Data entries for graphics:
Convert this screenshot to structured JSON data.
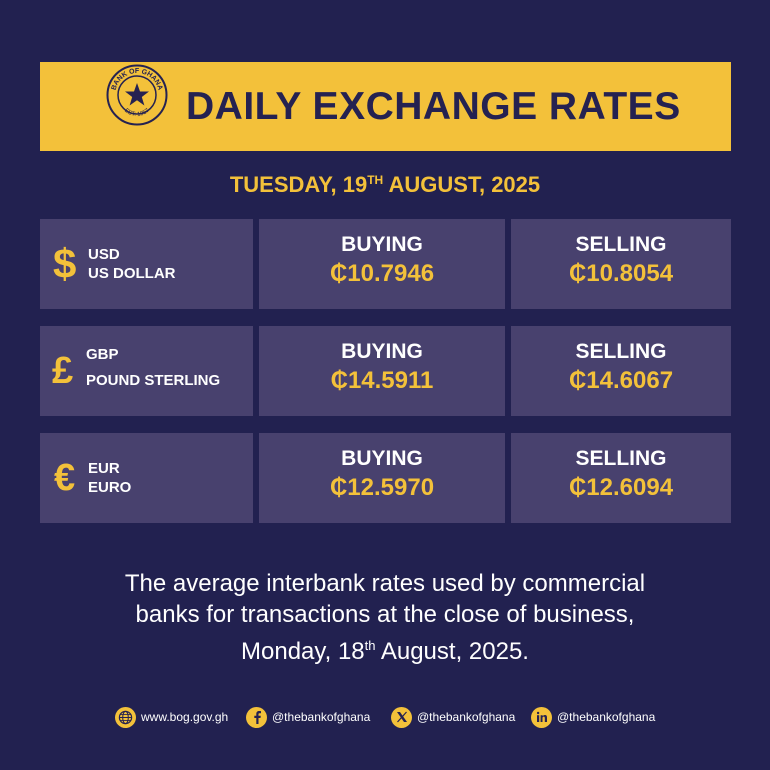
{
  "header": {
    "seal_top_text": "BANK OF GHANA",
    "seal_bottom_text": "EST. 1957",
    "title": "DAILY EXCHANGE RATES"
  },
  "date": {
    "prefix": "TUESDAY, 19",
    "suffix_sup": "TH",
    "rest": " AUGUST, 2025"
  },
  "rates": [
    {
      "symbol": "$",
      "code": "USD",
      "name": "US DOLLAR",
      "buying_label": "BUYING",
      "buying": "₵10.7946",
      "selling_label": "SELLING",
      "selling": "₵10.8054"
    },
    {
      "symbol": "£",
      "code": "GBP",
      "name": "POUND STERLING",
      "buying_label": "BUYING",
      "buying": "₵14.5911",
      "selling_label": "SELLING",
      "selling": "₵14.6067"
    },
    {
      "symbol": "€",
      "code": "EUR",
      "name": "EURO",
      "buying_label": "BUYING",
      "buying": "₵12.5970",
      "selling_label": "SELLING",
      "selling": "₵12.6094"
    }
  ],
  "footnote": {
    "line1": "The average interbank rates used by commercial",
    "line2": "banks for transactions at the close of business,",
    "line3_pre": "Monday, 18",
    "line3_sup": "th",
    "line3_post": " August, 2025."
  },
  "socials": [
    {
      "icon": "globe-icon",
      "text": "www.bog.gov.gh"
    },
    {
      "icon": "facebook-icon",
      "text": "@thebankofghana"
    },
    {
      "icon": "x-icon",
      "text": "@thebankofghana"
    },
    {
      "icon": "linkedin-icon",
      "text": "@thebankofghana"
    }
  ],
  "colors": {
    "background": "#222150",
    "accent": "#f3c13a",
    "cell": "#48416e"
  }
}
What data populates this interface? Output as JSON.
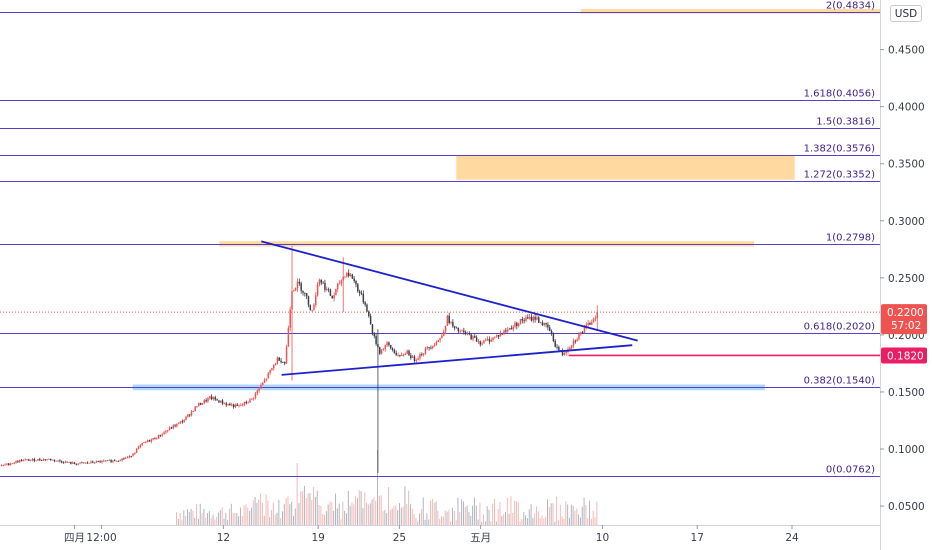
{
  "currency": "USD",
  "chart_data": {
    "type": "candlestick",
    "y_axis": {
      "ticks": [
        "0.4500",
        "0.4000",
        "0.3500",
        "0.3000",
        "0.2500",
        "0.2000",
        "0.1500",
        "0.1000",
        "0.0500"
      ],
      "tick_values": [
        0.45,
        0.4,
        0.35,
        0.3,
        0.25,
        0.2,
        0.15,
        0.1,
        0.05
      ],
      "range": [
        0.0115,
        0.4935
      ],
      "position": "right"
    },
    "x_axis": {
      "ticks": [
        "四月",
        "12:00",
        "12",
        "19",
        "25",
        "五月",
        "10",
        "17",
        "24"
      ],
      "tick_days": [
        1,
        3,
        12,
        19,
        25,
        31,
        40,
        47,
        54
      ],
      "range_days": [
        -4.5,
        60.5
      ]
    },
    "fib_levels": [
      {
        "label": "2(0.4834)",
        "value": 0.4834
      },
      {
        "label": "1.618(0.4056)",
        "value": 0.4056
      },
      {
        "label": "1.5(0.3816)",
        "value": 0.3816
      },
      {
        "label": "1.382(0.3576)",
        "value": 0.3576
      },
      {
        "label": "1.272(0.3352)",
        "value": 0.3352
      },
      {
        "label": "1(0.2798)",
        "value": 0.2798
      },
      {
        "label": "0.618(0.2020)",
        "value": 0.202
      },
      {
        "label": "0.382(0.1540)",
        "value": 0.154
      },
      {
        "label": "0(0.0762)",
        "value": 0.0762
      }
    ],
    "zones": [
      {
        "color": "#ffcc80",
        "y": [
          0.4815,
          0.4855
        ],
        "x_days": [
          38.4,
          60.5
        ]
      },
      {
        "color": "#ffcc80",
        "y": [
          0.336,
          0.357
        ],
        "x_days": [
          29.2,
          54.2
        ]
      },
      {
        "color": "#ffcc80",
        "y": [
          0.2775,
          0.282
        ],
        "x_days": [
          11.7,
          51.2
        ]
      },
      {
        "color": "#90caf9",
        "y": [
          0.1515,
          0.1565
        ],
        "x_days": [
          5.3,
          52.0
        ]
      }
    ],
    "trendlines": [
      {
        "from": [
          14.8,
          0.282
        ],
        "to": [
          42.6,
          0.195
        ],
        "color": "#1e22c8"
      },
      {
        "from": [
          16.3,
          0.165
        ],
        "to": [
          42.2,
          0.191
        ],
        "color": "#1e22c8"
      }
    ],
    "support_level": {
      "label": "0.1820",
      "value": 0.182,
      "x_days": [
        37.5,
        60.5
      ],
      "color": "#e91e63"
    },
    "last_price": {
      "label": "0.2200",
      "value": 0.22,
      "countdown": "57:02",
      "color": "#ef5350"
    },
    "price_path": [
      [
        -4.5,
        0.085
      ],
      [
        -3,
        0.09
      ],
      [
        -1,
        0.091
      ],
      [
        1,
        0.087
      ],
      [
        3,
        0.089
      ],
      [
        4,
        0.09
      ],
      [
        5,
        0.093
      ],
      [
        6,
        0.105
      ],
      [
        7,
        0.11
      ],
      [
        8,
        0.118
      ],
      [
        9,
        0.125
      ],
      [
        10,
        0.138
      ],
      [
        11,
        0.145
      ],
      [
        12,
        0.14
      ],
      [
        13,
        0.137
      ],
      [
        14,
        0.143
      ],
      [
        15,
        0.16
      ],
      [
        16,
        0.18
      ],
      [
        16.5,
        0.175
      ],
      [
        17,
        0.24
      ],
      [
        17.5,
        0.245
      ],
      [
        18,
        0.235
      ],
      [
        18.5,
        0.22
      ],
      [
        19,
        0.25
      ],
      [
        20,
        0.232
      ],
      [
        20.5,
        0.245
      ],
      [
        21,
        0.255
      ],
      [
        21.5,
        0.25
      ],
      [
        22,
        0.237
      ],
      [
        22.5,
        0.225
      ],
      [
        23,
        0.2
      ],
      [
        23.5,
        0.185
      ],
      [
        24,
        0.192
      ],
      [
        25,
        0.18
      ],
      [
        25.5,
        0.186
      ],
      [
        26,
        0.178
      ],
      [
        27,
        0.188
      ],
      [
        28,
        0.197
      ],
      [
        28.5,
        0.215
      ],
      [
        29,
        0.205
      ],
      [
        30,
        0.2
      ],
      [
        31,
        0.193
      ],
      [
        32,
        0.198
      ],
      [
        33,
        0.205
      ],
      [
        34,
        0.213
      ],
      [
        35,
        0.215
      ],
      [
        36,
        0.205
      ],
      [
        36.5,
        0.19
      ],
      [
        37,
        0.183
      ],
      [
        37.5,
        0.19
      ],
      [
        38,
        0.197
      ],
      [
        39,
        0.21
      ],
      [
        39.6,
        0.22
      ]
    ],
    "wicks": [
      {
        "day": 23.3,
        "high": 0.205,
        "low": 0.079
      },
      {
        "day": 17.0,
        "high": 0.278,
        "low": 0.16
      },
      {
        "day": 20.8,
        "high": 0.268,
        "low": 0.22
      },
      {
        "day": 39.6,
        "high": 0.226,
        "low": 0.204
      }
    ],
    "volume_spikes": [
      {
        "day": 17.4,
        "height": 62
      },
      {
        "day": 23.3,
        "height": 75
      },
      {
        "day": 18.6,
        "height": 38
      },
      {
        "day": 22.0,
        "height": 35
      }
    ]
  }
}
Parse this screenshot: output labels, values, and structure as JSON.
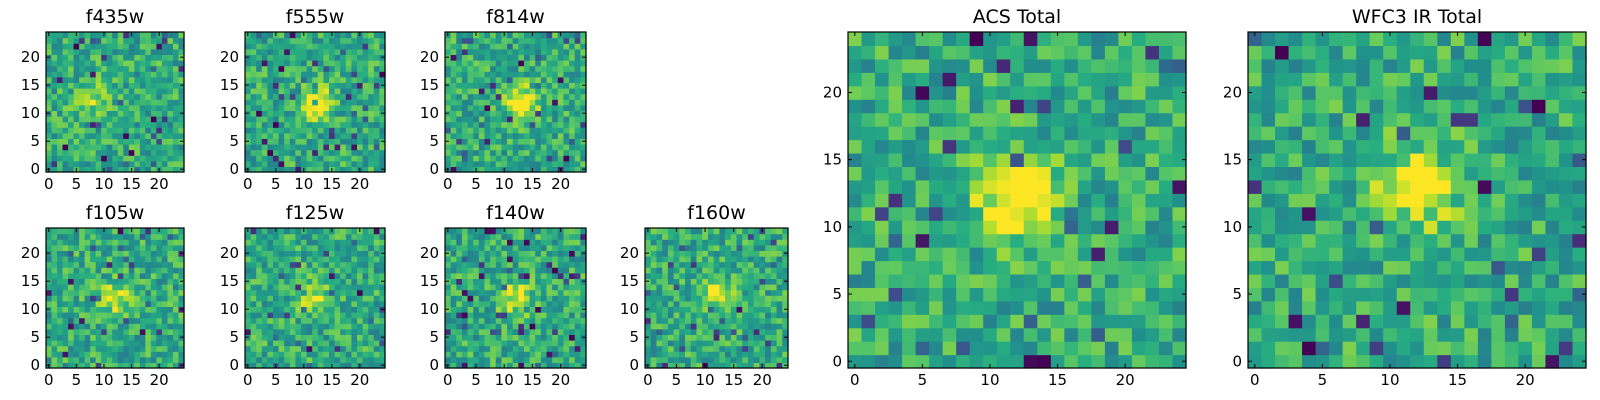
{
  "figure": {
    "colormap": "viridis"
  },
  "chart_data": [
    {
      "type": "heatmap",
      "title": "f435w",
      "grid": [
        25,
        25
      ],
      "center": [
        8,
        13
      ],
      "peak": 0.25,
      "noise_seed": 11,
      "xticks": [
        "0",
        "5",
        "10",
        "15",
        "20"
      ],
      "yticks": [
        "0",
        "5",
        "10",
        "15",
        "20"
      ]
    },
    {
      "type": "heatmap",
      "title": "f555w",
      "grid": [
        25,
        25
      ],
      "center": [
        12,
        12
      ],
      "peak": 0.45,
      "noise_seed": 23,
      "xticks": [
        "0",
        "5",
        "10",
        "15",
        "20"
      ],
      "yticks": [
        "0",
        "5",
        "10",
        "15",
        "20"
      ]
    },
    {
      "type": "heatmap",
      "title": "f814w",
      "grid": [
        25,
        25
      ],
      "center": [
        13,
        12
      ],
      "peak": 0.5,
      "noise_seed": 37,
      "xticks": [
        "0",
        "5",
        "10",
        "15",
        "20"
      ],
      "yticks": [
        "0",
        "5",
        "10",
        "15",
        "20"
      ]
    },
    {
      "type": "heatmap",
      "title": "f105w",
      "grid": [
        25,
        25
      ],
      "center": [
        12,
        12
      ],
      "peak": 0.3,
      "noise_seed": 41,
      "xticks": [
        "0",
        "5",
        "10",
        "15",
        "20"
      ],
      "yticks": [
        "0",
        "5",
        "10",
        "15",
        "20"
      ]
    },
    {
      "type": "heatmap",
      "title": "f125w",
      "grid": [
        25,
        25
      ],
      "center": [
        12,
        12
      ],
      "peak": 0.3,
      "noise_seed": 53,
      "xticks": [
        "0",
        "5",
        "10",
        "15",
        "20"
      ],
      "yticks": [
        "0",
        "5",
        "10",
        "15",
        "20"
      ]
    },
    {
      "type": "heatmap",
      "title": "f140w",
      "grid": [
        25,
        25
      ],
      "center": [
        12,
        12
      ],
      "peak": 0.35,
      "noise_seed": 67,
      "xticks": [
        "0",
        "5",
        "10",
        "15",
        "20"
      ],
      "yticks": [
        "0",
        "5",
        "10",
        "15",
        "20"
      ]
    },
    {
      "type": "heatmap",
      "title": "f160w",
      "grid": [
        25,
        25
      ],
      "center": [
        12,
        13
      ],
      "peak": 0.35,
      "noise_seed": 79,
      "xticks": [
        "0",
        "5",
        "10",
        "15",
        "20"
      ],
      "yticks": [
        "0",
        "5",
        "10",
        "15",
        "20"
      ]
    },
    {
      "type": "heatmap",
      "title": "ACS Total",
      "grid": [
        25,
        25
      ],
      "center": [
        12,
        12
      ],
      "peak": 0.55,
      "noise_seed": 97,
      "xticks": [
        "0",
        "5",
        "10",
        "15",
        "20"
      ],
      "yticks": [
        "0",
        "5",
        "10",
        "15",
        "20"
      ]
    },
    {
      "type": "heatmap",
      "title": "WFC3 IR Total",
      "grid": [
        25,
        25
      ],
      "center": [
        12,
        13
      ],
      "peak": 0.45,
      "noise_seed": 131,
      "xticks": [
        "0",
        "5",
        "10",
        "15",
        "20"
      ],
      "yticks": [
        "0",
        "5",
        "10",
        "15",
        "20"
      ]
    }
  ]
}
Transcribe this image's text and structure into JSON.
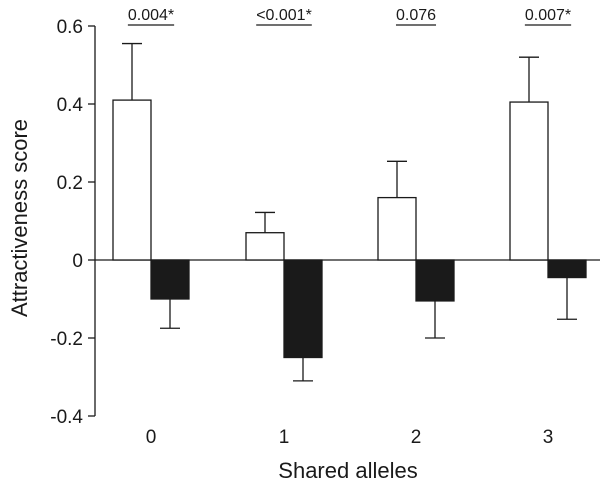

REQUEST: Copy out every line from the records that has the word "high".

WRITTEN SOLUTION:
        "high": 0.205,
        "high": 0.278,
        "high": 0.268,
        "high": 0.226,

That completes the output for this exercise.